THE REQUEST: Draw out every line with the word "Πόρισμα" from the listing below.

RECORDS TO USE:

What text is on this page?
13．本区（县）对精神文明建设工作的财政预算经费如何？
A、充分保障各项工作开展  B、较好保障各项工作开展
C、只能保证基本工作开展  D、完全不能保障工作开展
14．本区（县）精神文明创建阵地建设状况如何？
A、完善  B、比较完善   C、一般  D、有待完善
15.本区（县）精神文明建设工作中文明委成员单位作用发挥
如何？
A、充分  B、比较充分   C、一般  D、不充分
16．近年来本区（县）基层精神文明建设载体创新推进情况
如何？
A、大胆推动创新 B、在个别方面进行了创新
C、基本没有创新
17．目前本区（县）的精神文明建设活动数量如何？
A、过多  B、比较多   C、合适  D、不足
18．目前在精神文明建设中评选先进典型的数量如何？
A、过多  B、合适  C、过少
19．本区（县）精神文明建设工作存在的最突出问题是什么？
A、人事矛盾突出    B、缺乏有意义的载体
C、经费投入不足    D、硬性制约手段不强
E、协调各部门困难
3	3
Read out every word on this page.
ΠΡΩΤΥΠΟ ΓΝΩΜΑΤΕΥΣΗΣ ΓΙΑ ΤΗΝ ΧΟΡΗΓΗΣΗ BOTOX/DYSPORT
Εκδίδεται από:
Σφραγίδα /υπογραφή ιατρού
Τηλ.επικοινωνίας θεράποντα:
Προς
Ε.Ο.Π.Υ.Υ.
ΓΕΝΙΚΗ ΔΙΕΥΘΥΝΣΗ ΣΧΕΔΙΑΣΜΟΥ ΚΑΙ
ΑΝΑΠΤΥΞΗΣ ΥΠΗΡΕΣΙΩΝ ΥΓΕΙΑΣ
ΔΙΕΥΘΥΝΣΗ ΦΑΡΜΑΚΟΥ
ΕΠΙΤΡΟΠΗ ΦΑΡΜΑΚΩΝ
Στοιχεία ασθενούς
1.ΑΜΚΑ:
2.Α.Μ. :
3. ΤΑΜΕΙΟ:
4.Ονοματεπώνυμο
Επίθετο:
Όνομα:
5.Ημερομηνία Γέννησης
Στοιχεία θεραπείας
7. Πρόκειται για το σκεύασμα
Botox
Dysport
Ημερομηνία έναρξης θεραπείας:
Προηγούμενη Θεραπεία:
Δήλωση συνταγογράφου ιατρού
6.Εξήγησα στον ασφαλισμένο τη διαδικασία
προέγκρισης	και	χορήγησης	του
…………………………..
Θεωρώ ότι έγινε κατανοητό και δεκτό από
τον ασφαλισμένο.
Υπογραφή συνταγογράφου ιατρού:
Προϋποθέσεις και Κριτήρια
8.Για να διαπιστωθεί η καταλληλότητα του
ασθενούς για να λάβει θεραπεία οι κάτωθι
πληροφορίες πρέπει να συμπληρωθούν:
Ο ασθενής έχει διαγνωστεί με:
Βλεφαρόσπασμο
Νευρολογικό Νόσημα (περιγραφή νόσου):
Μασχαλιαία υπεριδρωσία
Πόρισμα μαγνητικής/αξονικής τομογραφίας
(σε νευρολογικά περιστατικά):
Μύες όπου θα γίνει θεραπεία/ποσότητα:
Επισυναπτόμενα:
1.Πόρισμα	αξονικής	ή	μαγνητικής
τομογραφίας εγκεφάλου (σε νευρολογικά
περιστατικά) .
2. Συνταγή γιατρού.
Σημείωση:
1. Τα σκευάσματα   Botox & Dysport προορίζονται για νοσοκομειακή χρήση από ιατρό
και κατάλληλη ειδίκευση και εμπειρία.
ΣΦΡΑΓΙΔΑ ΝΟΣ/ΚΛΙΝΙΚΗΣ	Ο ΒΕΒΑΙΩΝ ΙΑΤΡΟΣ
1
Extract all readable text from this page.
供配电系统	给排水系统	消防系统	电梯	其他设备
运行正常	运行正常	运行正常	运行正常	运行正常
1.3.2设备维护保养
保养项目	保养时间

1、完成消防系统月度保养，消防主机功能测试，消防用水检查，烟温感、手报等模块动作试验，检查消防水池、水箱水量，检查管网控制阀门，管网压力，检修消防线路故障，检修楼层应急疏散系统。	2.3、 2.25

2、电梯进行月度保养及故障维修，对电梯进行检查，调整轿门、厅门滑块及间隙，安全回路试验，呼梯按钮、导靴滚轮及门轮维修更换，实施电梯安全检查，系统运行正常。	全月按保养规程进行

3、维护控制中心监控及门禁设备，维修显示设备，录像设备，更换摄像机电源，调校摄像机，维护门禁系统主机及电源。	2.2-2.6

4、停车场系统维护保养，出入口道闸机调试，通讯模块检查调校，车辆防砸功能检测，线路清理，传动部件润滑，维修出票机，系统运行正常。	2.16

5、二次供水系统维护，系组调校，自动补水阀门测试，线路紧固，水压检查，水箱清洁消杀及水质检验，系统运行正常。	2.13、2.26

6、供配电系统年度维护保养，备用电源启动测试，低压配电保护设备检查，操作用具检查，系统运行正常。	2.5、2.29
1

TASK SOLUTION:
Πόρισμα μαγνητικής/αξονικής τομογραφίας
1.Πόρισμα	αξονικής	ή	μαγνητικής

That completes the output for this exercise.